» **What you need to do**: Output every entry exactly, from the first line to the last.

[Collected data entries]
______

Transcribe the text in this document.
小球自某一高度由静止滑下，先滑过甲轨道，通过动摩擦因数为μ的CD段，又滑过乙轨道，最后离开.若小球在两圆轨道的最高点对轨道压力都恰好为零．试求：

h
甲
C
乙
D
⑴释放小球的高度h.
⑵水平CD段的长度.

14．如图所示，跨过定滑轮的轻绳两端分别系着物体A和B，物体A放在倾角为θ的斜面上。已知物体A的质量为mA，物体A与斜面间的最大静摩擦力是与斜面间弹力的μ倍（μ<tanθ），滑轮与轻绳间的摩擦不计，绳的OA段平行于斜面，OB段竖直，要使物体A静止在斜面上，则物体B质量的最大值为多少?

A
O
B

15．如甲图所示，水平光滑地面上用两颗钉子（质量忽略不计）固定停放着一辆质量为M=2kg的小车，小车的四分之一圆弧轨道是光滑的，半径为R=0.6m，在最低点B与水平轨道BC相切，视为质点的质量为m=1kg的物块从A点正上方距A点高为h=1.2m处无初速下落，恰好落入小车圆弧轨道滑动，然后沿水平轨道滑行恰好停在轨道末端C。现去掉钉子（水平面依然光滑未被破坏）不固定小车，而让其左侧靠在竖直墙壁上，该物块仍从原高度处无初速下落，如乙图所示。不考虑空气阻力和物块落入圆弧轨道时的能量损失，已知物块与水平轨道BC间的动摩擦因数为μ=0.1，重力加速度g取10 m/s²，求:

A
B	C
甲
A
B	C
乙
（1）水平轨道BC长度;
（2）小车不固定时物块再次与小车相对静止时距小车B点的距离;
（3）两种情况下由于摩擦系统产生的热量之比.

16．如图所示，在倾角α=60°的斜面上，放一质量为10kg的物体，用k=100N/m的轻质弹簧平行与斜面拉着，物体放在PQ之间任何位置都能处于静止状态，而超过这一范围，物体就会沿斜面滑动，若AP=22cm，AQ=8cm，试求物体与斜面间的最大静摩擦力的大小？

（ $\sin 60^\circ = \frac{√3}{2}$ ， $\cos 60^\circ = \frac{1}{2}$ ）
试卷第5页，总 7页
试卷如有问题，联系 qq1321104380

______

» **Result**:
Transcribe the text in this document.
小球自某一高度由静止滑下，先滑过甲轨道，通过动摩擦因数为μ的CD段，又滑过乙轨道，最后离开.若小球在两圆轨道的最高点对轨道压力都恰好为零．试求：

h
甲
C
乙
D
⑴释放小球的高度h.
⑵水平CD段的长度.

14．如图所示，跨过定滑轮的轻绳两端分别系着物体A和B，物体A放在倾角为θ的斜面上。已知物体A的质量为mA，物体A与斜面间的最大静摩擦力是与斜面间弹力的μ倍（μ<tanθ），滑轮与轻绳间的摩擦不计，绳的OA段平行于斜面，OB段竖直，要使物体A静止在斜面上，则物体B质量的最大值为多少?

A
O
B

15．如甲图所示，水平光滑地面上用两颗钉子（质量忽略不计）固定停放着一辆质量为M=2kg的小车，小车的四分之一圆弧轨道是光滑的，半径为R=0.6m，在最低点B与水平轨道BC相切，视为质点的质量为m=1kg的物块从A点正上方距A点高为h=1.2m处无初速下落，恰好落入小车圆弧轨道滑动，然后沿水平轨道滑行恰好停在轨道末端C。现去掉钉子（水平面依然光滑未被破坏）不固定小车，而让其左侧靠在竖直墙壁上，该物块仍从原高度处无初速下落，如乙图所示。不考虑空气阻力和物块落入圆弧轨道时的能量损失，已知物块与水平轨道BC间的动摩擦因数为μ=0.1，重力加速度g取10 m/s²，求:

A
B	C
甲
A
B	C
乙
（1）水平轨道BC长度;
（2）小车不固定时物块再次与小车相对静止时距小车B点的距离;
（3）两种情况下由于摩擦系统产生的热量之比.

16．如图所示，在倾角α=60°的斜面上，放一质量为10kg的物体，用k=100N/m的轻质弹簧平行与斜面拉着，物体放在PQ之间任何位置都能处于静止状态，而超过这一范围，物体就会沿斜面滑动，若AP=22cm，AQ=8cm，试求物体与斜面间的最大静摩擦力的大小？

（ $\sin 60^\circ = \frac{√3}{2}$ ， $\cos 60^\circ = \frac{1}{2}$ ）
试卷第5页，总 7页
试卷如有问题，联系 qq1321104380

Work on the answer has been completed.